[Dataset rows about figures]
--- begin ---
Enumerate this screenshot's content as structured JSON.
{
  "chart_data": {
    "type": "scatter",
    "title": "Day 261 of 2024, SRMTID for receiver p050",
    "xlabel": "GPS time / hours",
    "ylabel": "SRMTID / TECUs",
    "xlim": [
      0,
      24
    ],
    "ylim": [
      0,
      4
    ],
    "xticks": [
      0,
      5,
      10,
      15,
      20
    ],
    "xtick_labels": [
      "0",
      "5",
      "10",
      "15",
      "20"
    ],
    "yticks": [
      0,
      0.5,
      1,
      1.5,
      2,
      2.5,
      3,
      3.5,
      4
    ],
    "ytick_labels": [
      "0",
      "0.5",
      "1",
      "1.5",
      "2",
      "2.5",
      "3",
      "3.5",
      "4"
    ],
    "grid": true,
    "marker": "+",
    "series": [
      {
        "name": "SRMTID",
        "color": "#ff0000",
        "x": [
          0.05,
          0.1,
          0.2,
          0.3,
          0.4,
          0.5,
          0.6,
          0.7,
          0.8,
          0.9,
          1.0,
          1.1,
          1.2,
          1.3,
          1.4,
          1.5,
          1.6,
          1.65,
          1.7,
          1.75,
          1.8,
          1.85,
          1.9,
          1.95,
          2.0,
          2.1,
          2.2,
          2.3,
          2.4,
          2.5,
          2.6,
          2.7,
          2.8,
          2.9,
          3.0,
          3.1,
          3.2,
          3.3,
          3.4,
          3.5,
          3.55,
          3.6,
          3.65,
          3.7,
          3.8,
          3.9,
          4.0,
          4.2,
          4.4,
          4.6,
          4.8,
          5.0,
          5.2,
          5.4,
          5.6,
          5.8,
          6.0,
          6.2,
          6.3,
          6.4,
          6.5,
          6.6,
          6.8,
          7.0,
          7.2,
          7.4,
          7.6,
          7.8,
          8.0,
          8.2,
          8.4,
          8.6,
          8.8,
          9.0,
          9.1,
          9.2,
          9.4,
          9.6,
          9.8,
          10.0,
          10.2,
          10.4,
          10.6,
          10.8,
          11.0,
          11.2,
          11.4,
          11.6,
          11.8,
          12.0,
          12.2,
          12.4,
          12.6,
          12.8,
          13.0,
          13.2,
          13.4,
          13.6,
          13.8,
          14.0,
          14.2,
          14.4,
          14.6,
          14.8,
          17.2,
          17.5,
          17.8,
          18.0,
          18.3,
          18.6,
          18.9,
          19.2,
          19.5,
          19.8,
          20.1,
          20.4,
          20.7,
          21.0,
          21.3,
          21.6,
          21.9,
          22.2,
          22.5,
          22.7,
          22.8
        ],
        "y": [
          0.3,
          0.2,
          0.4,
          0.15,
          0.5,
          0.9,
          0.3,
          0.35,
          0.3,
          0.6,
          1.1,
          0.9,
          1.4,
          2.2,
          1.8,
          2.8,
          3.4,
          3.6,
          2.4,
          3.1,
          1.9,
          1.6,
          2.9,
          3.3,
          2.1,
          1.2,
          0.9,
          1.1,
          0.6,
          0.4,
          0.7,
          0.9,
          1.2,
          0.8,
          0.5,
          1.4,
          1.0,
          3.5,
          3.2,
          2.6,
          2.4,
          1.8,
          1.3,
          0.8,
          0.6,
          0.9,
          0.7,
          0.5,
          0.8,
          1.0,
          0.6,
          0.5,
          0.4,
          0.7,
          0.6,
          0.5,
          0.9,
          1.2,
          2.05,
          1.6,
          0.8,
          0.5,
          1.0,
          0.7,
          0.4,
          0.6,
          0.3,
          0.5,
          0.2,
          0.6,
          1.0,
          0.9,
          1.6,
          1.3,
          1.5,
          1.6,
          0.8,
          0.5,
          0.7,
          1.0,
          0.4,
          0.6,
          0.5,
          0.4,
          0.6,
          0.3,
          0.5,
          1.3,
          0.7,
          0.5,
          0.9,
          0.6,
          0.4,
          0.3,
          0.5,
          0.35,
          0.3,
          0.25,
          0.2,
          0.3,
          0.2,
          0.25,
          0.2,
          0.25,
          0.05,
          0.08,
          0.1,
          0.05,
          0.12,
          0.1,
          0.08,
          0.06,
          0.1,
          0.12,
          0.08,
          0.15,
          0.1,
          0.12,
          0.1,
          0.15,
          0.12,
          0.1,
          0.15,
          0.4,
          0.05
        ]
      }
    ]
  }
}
--- end ---
**Brief**
Word for word, quote all of the data above.

**Final result**
Enumerate this screenshot's content as structured JSON.
{
  "chart_data": {
    "type": "scatter",
    "title": "Day 261 of 2024, SRMTID for receiver p050",
    "xlabel": "GPS time / hours",
    "ylabel": "SRMTID / TECUs",
    "xlim": [
      0,
      24
    ],
    "ylim": [
      0,
      4
    ],
    "xticks": [
      0,
      5,
      10,
      15,
      20
    ],
    "xtick_labels": [
      "0",
      "5",
      "10",
      "15",
      "20"
    ],
    "yticks": [
      0,
      0.5,
      1,
      1.5,
      2,
      2.5,
      3,
      3.5,
      4
    ],
    "ytick_labels": [
      "0",
      "0.5",
      "1",
      "1.5",
      "2",
      "2.5",
      "3",
      "3.5",
      "4"
    ],
    "grid": true,
    "marker": "+",
    "series": [
      {
        "name": "SRMTID",
        "color": "#ff0000",
        "x": [
          0.05,
          0.1,
          0.2,
          0.3,
          0.4,
          0.5,
          0.6,
          0.7,
          0.8,
          0.9,
          1.0,
          1.1,
          1.2,
          1.3,
          1.4,
          1.5,
          1.6,
          1.65,
          1.7,
          1.75,
          1.8,
          1.85,
          1.9,
          1.95,
          2.0,
          2.1,
          2.2,
          2.3,
          2.4,
          2.5,
          2.6,
          2.7,
          2.8,
          2.9,
          3.0,
          3.1,
          3.2,
          3.3,
          3.4,
          3.5,
          3.55,
          3.6,
          3.65,
          3.7,
          3.8,
          3.9,
          4.0,
          4.2,
          4.4,
          4.6,
          4.8,
          5.0,
          5.2,
          5.4,
          5.6,
          5.8,
          6.0,
          6.2,
          6.3,
          6.4,
          6.5,
          6.6,
          6.8,
          7.0,
          7.2,
          7.4,
          7.6,
          7.8,
          8.0,
          8.2,
          8.4,
          8.6,
          8.8,
          9.0,
          9.1,
          9.2,
          9.4,
          9.6,
          9.8,
          10.0,
          10.2,
          10.4,
          10.6,
          10.8,
          11.0,
          11.2,
          11.4,
          11.6,
          11.8,
          12.0,
          12.2,
          12.4,
          12.6,
          12.8,
          13.0,
          13.2,
          13.4,
          13.6,
          13.8,
          14.0,
          14.2,
          14.4,
          14.6,
          14.8,
          17.2,
          17.5,
          17.8,
          18.0,
          18.3,
          18.6,
          18.9,
          19.2,
          19.5,
          19.8,
          20.1,
          20.4,
          20.7,
          21.0,
          21.3,
          21.6,
          21.9,
          22.2,
          22.5,
          22.7,
          22.8
        ],
        "y": [
          0.3,
          0.2,
          0.4,
          0.15,
          0.5,
          0.9,
          0.3,
          0.35,
          0.3,
          0.6,
          1.1,
          0.9,
          1.4,
          2.2,
          1.8,
          2.8,
          3.4,
          3.6,
          2.4,
          3.1,
          1.9,
          1.6,
          2.9,
          3.3,
          2.1,
          1.2,
          0.9,
          1.1,
          0.6,
          0.4,
          0.7,
          0.9,
          1.2,
          0.8,
          0.5,
          1.4,
          1.0,
          3.5,
          3.2,
          2.6,
          2.4,
          1.8,
          1.3,
          0.8,
          0.6,
          0.9,
          0.7,
          0.5,
          0.8,
          1.0,
          0.6,
          0.5,
          0.4,
          0.7,
          0.6,
          0.5,
          0.9,
          1.2,
          2.05,
          1.6,
          0.8,
          0.5,
          1.0,
          0.7,
          0.4,
          0.6,
          0.3,
          0.5,
          0.2,
          0.6,
          1.0,
          0.9,
          1.6,
          1.3,
          1.5,
          1.6,
          0.8,
          0.5,
          0.7,
          1.0,
          0.4,
          0.6,
          0.5,
          0.4,
          0.6,
          0.3,
          0.5,
          1.3,
          0.7,
          0.5,
          0.9,
          0.6,
          0.4,
          0.3,
          0.5,
          0.35,
          0.3,
          0.25,
          0.2,
          0.3,
          0.2,
          0.25,
          0.2,
          0.25,
          0.05,
          0.08,
          0.1,
          0.05,
          0.12,
          0.1,
          0.08,
          0.06,
          0.1,
          0.12,
          0.08,
          0.15,
          0.1,
          0.12,
          0.1,
          0.15,
          0.12,
          0.1,
          0.15,
          0.4,
          0.05
        ]
      }
    ]
  }
}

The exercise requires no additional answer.